-- start --
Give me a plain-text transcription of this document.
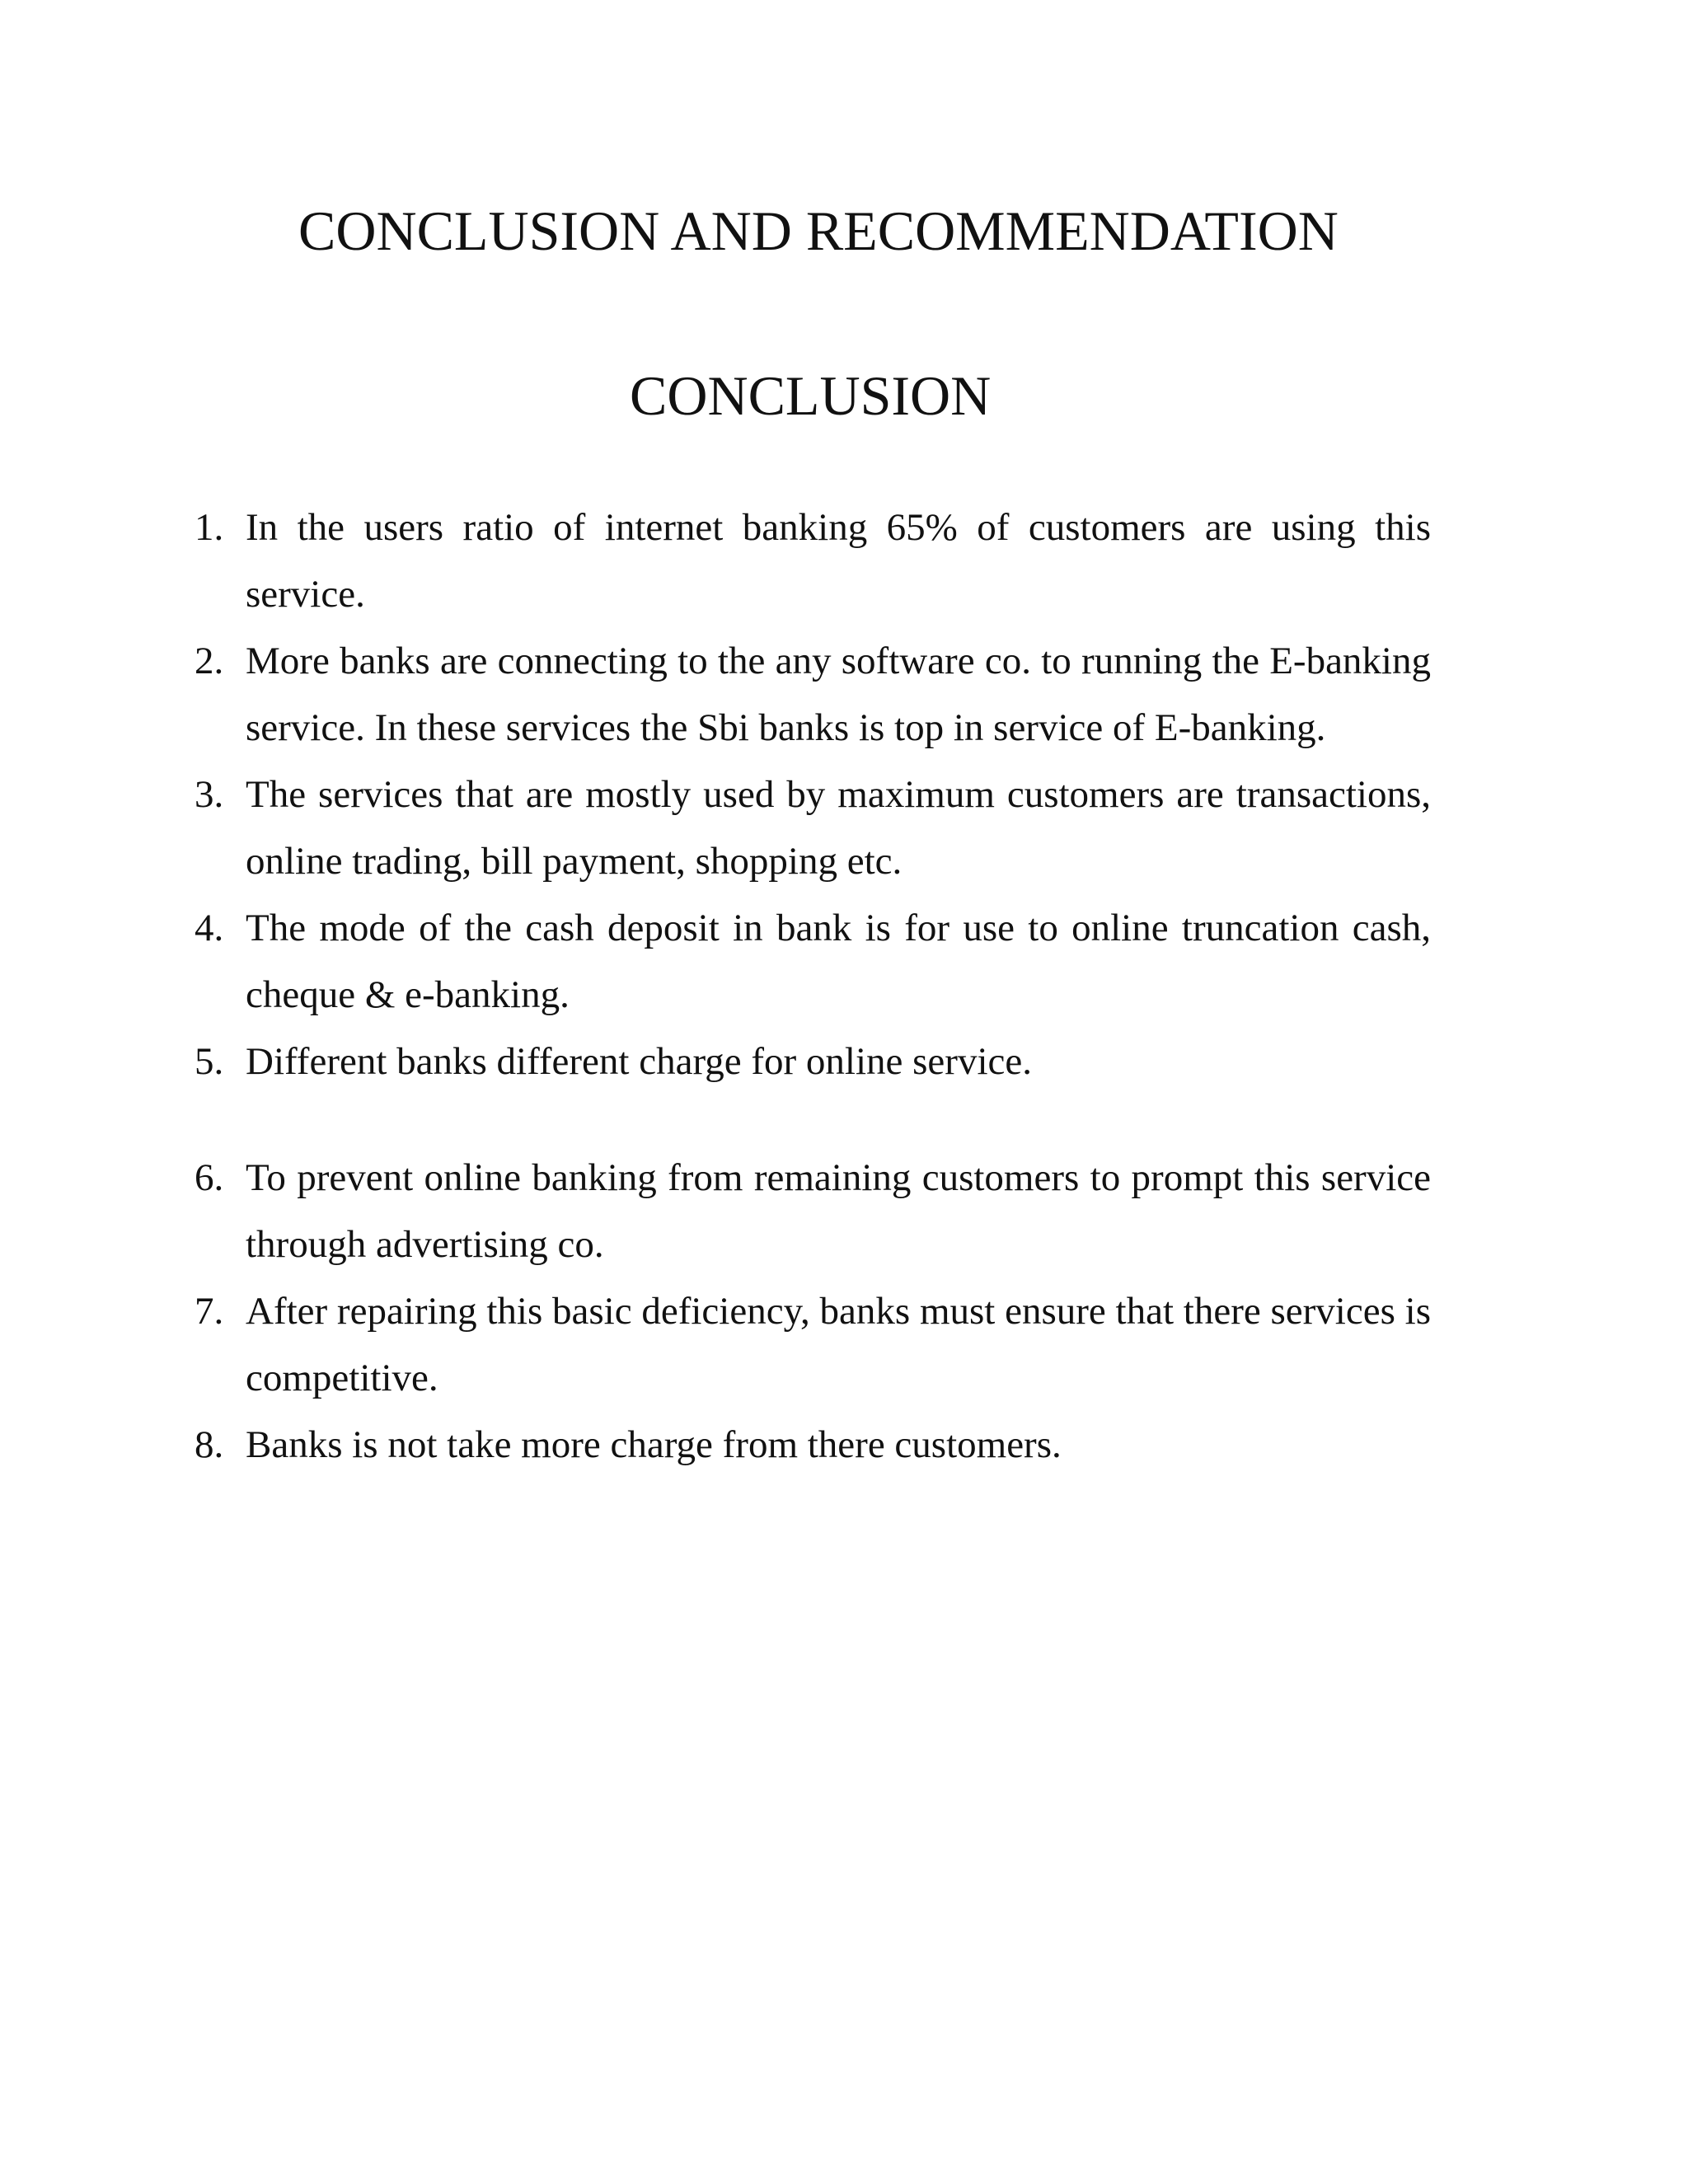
CONCLUSION AND RECOMMENDATION
CONCLUSION
1. In the users ratio of internet banking 65% of customers are using this service.
2. More banks are connecting to the any software co. to running the E-banking service. In these services the Sbi banks is top in service of E-banking.
3. The services that are mostly used by maximum customers are transactions, online trading, bill payment, shopping etc.
4. The mode of the cash deposit in bank is for use to online truncation cash, cheque & e-banking.
5. Different banks different charge for online service.
6. To prevent online banking from remaining customers to prompt this service through advertising co.
7. After repairing this basic deficiency, banks must ensure that there services is competitive.
8. Banks is not take more charge from there customers.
-- end --
Exercise directions →
Leave out every line without the string "customers" and copy the rest.

Final result →
1. In the users ratio of internet banking 65% of customers are using this service.
3. The services that are mostly used by maximum customers are transactions, online trading, bill payment, shopping etc.
6. To prevent online banking from remaining customers to prompt this service through advertising co.
8. Banks is not take more charge from there customers.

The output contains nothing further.